[THE PROBLEM] Wherever the word "active" appears in the entries, copy the whole line.

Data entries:
────────────────
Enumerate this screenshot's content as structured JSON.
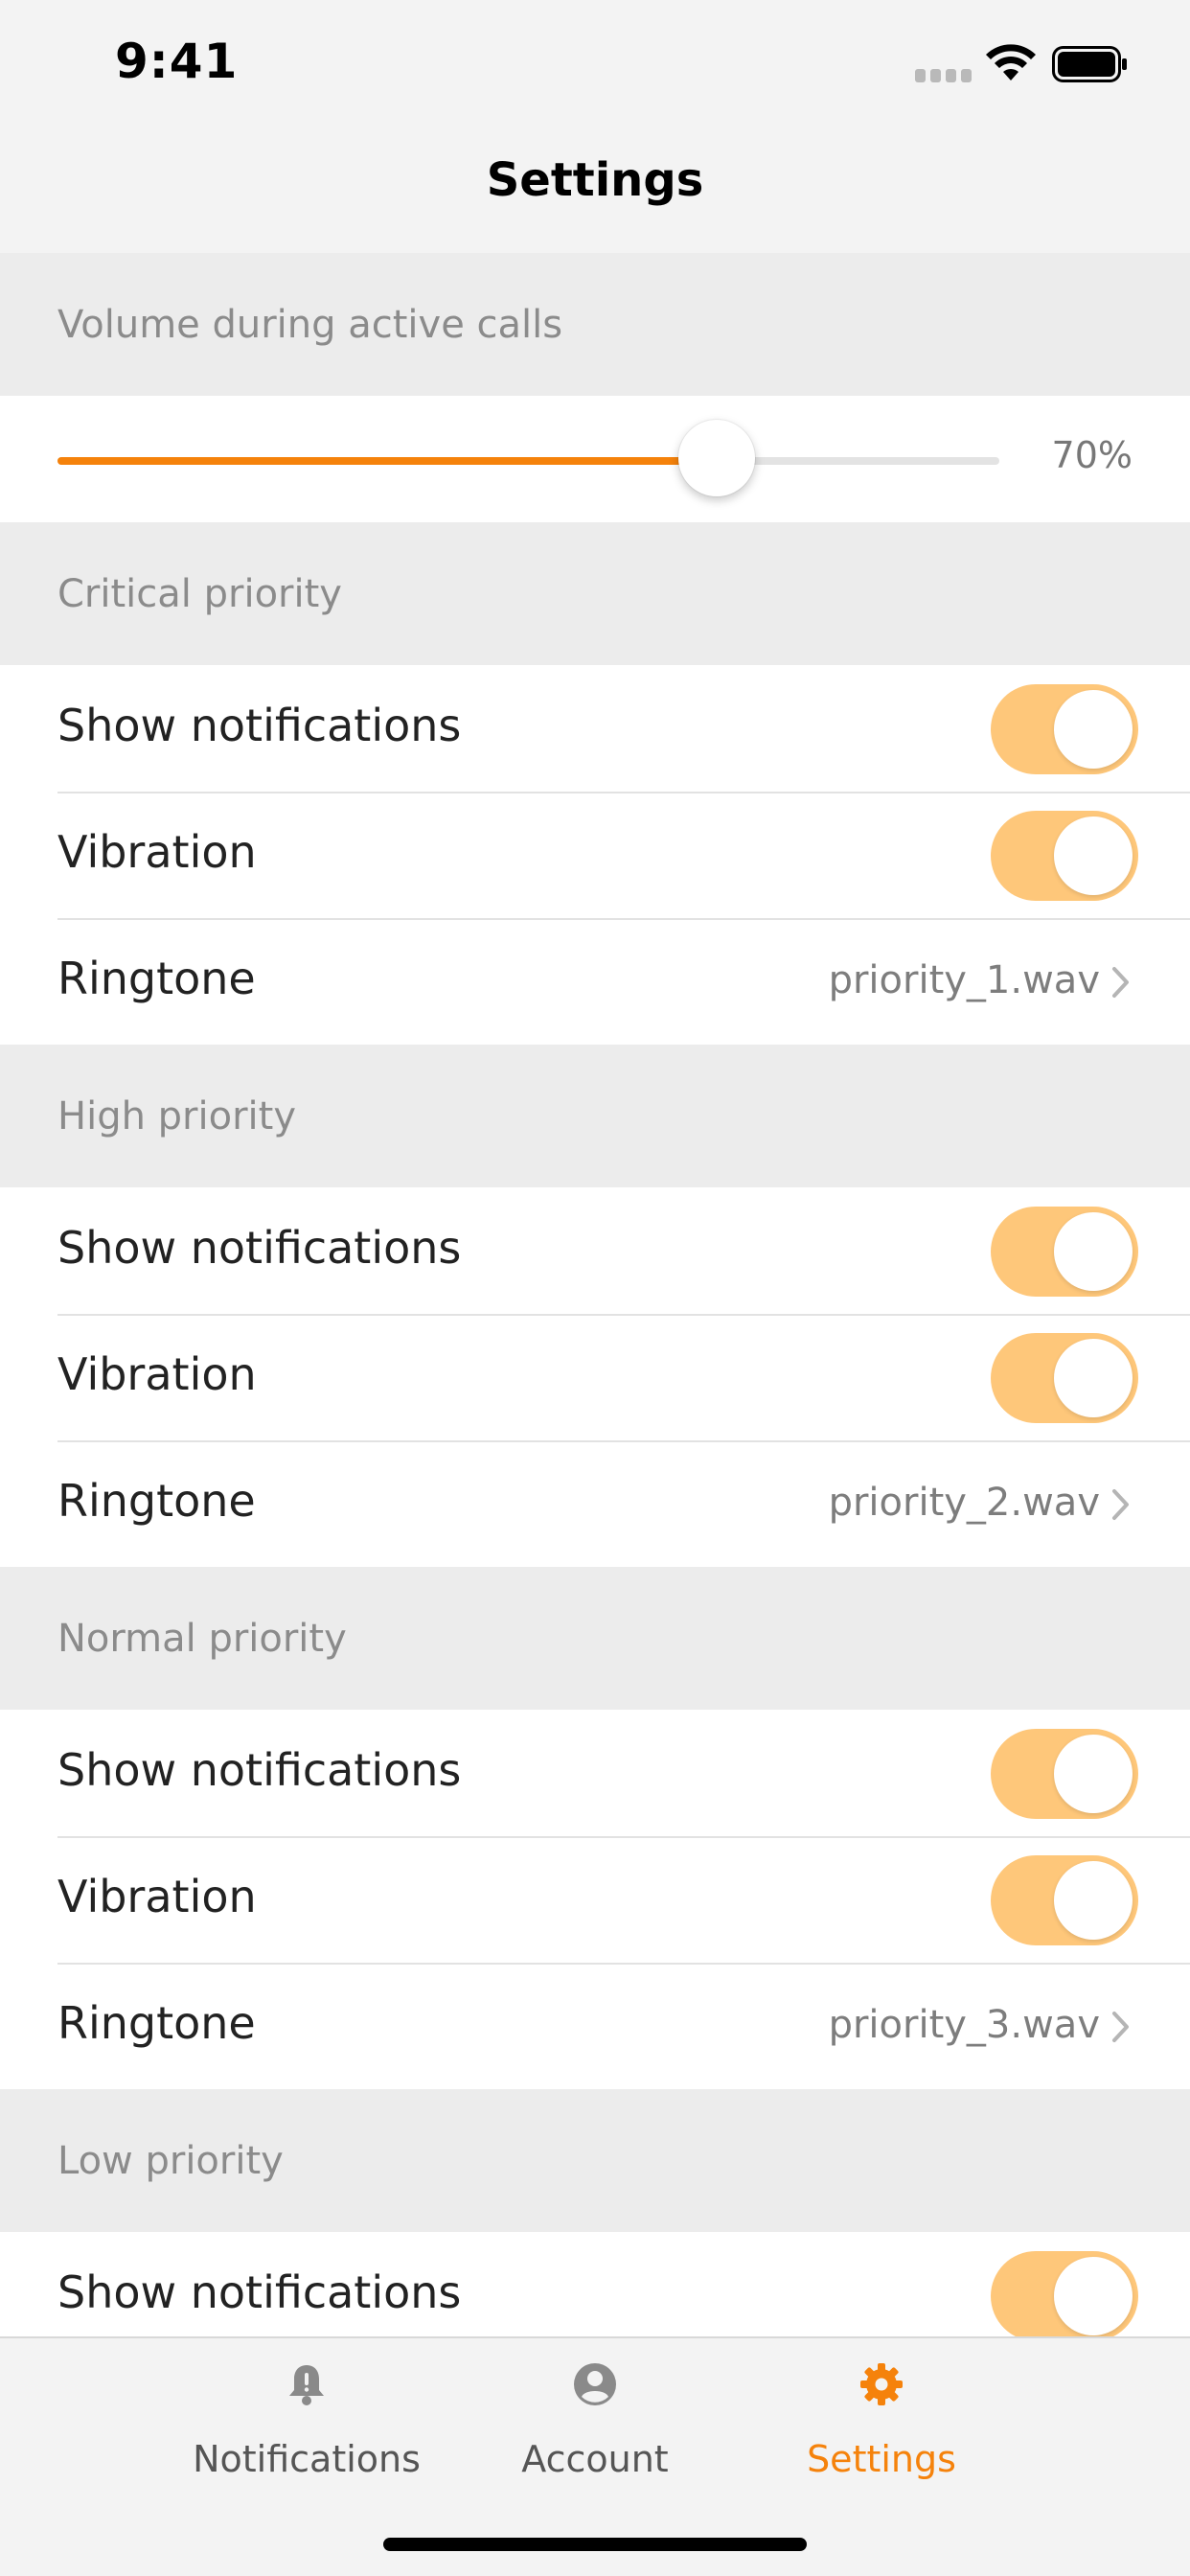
{
  "status_bar": {
    "time": "9:41"
  },
  "nav": {
    "title": "Settings"
  },
  "volume": {
    "header": "Volume during active calls",
    "level": 0.7,
    "value_label": "70%"
  },
  "sections": [
    {
      "header": "Critical priority",
      "show_notifications": {
        "label": "Show notifications",
        "on": true
      },
      "vibration": {
        "label": "Vibration",
        "on": true
      },
      "ringtone": {
        "label": "Ringtone",
        "value": "priority_1.wav"
      }
    },
    {
      "header": "High priority",
      "show_notifications": {
        "label": "Show notifications",
        "on": true
      },
      "vibration": {
        "label": "Vibration",
        "on": true
      },
      "ringtone": {
        "label": "Ringtone",
        "value": "priority_2.wav"
      }
    },
    {
      "header": "Normal priority",
      "show_notifications": {
        "label": "Show notifications",
        "on": true
      },
      "vibration": {
        "label": "Vibration",
        "on": true
      },
      "ringtone": {
        "label": "Ringtone",
        "value": "priority_3.wav"
      }
    },
    {
      "header": "Low priority",
      "show_notifications": {
        "label": "Show notifications",
        "on": true
      }
    }
  ],
  "tab_bar": {
    "tabs": [
      {
        "label": "Notifications",
        "icon": "bell-icon",
        "active": false
      },
      {
        "label": "Account",
        "icon": "account-icon",
        "active": false
      },
      {
        "label": "Settings",
        "icon": "gear-icon",
        "active": true
      }
    ]
  },
  "colors": {
    "accent": "#f5820b",
    "toggle_on": "#fec77a",
    "section_bg": "#ececec",
    "page_bg": "#f3f3f3"
  }
}
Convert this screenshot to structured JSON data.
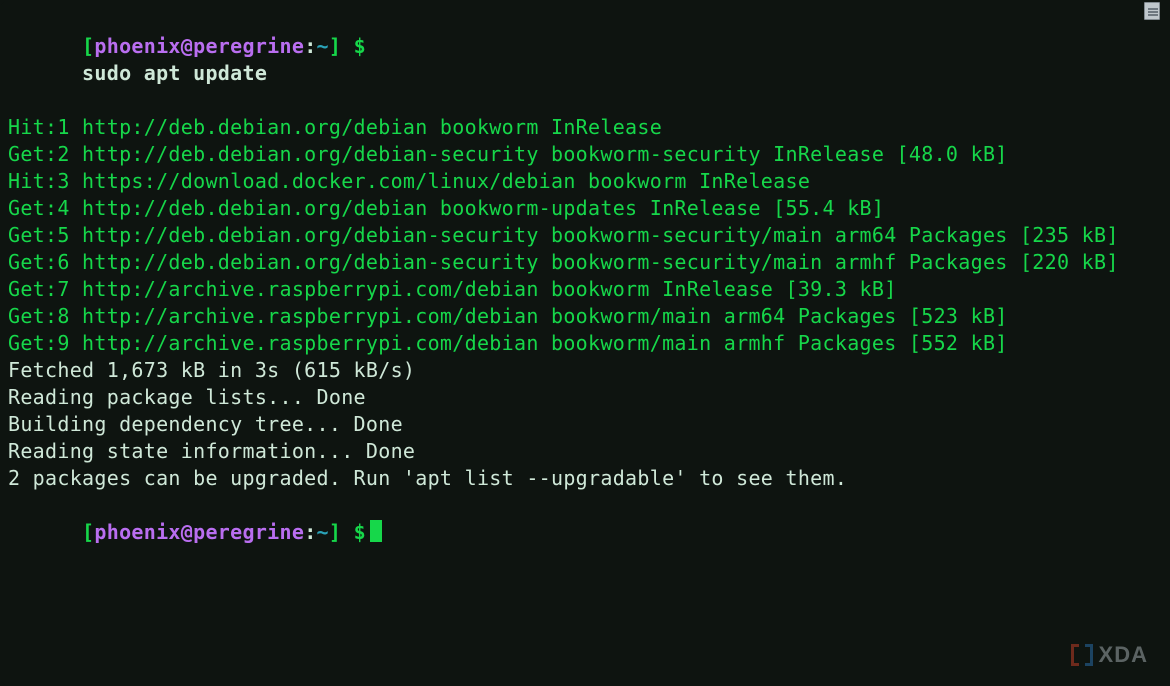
{
  "prompt": {
    "open_bracket": "[",
    "user": "phoenix",
    "at": "@",
    "host": "peregrine",
    "colon": ":",
    "cwd": "~",
    "close_bracket_dollar": " $",
    "command": "sudo apt update"
  },
  "output": {
    "green_lines": [
      "Hit:1 http://deb.debian.org/debian bookworm InRelease",
      "Get:2 http://deb.debian.org/debian-security bookworm-security InRelease [48.0 kB]",
      "Hit:3 https://download.docker.com/linux/debian bookworm InRelease",
      "Get:4 http://deb.debian.org/debian bookworm-updates InRelease [55.4 kB]",
      "Get:5 http://deb.debian.org/debian-security bookworm-security/main arm64 Packages [235 kB]",
      "Get:6 http://deb.debian.org/debian-security bookworm-security/main armhf Packages [220 kB]",
      "Get:7 http://archive.raspberrypi.com/debian bookworm InRelease [39.3 kB]",
      "Get:8 http://archive.raspberrypi.com/debian bookworm/main arm64 Packages [523 kB]",
      "Get:9 http://archive.raspberrypi.com/debian bookworm/main armhf Packages [552 kB]"
    ],
    "plain_lines": [
      "Fetched 1,673 kB in 3s (615 kB/s)",
      "Reading package lists... Done",
      "Building dependency tree... Done",
      "Reading state information... Done",
      "2 packages can be upgraded. Run 'apt list --upgradable' to see them."
    ]
  },
  "prompt2": {
    "open_bracket": "[",
    "user": "phoenix",
    "at": "@",
    "host": "peregrine",
    "colon": ":",
    "cwd": "~",
    "close_bracket_dollar": " $"
  },
  "watermark": {
    "text": "XDA"
  }
}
────────────────
[TASK RESPONSE]
    "header": "Volume during active calls",
        "active": false
        "active": false
        "active": true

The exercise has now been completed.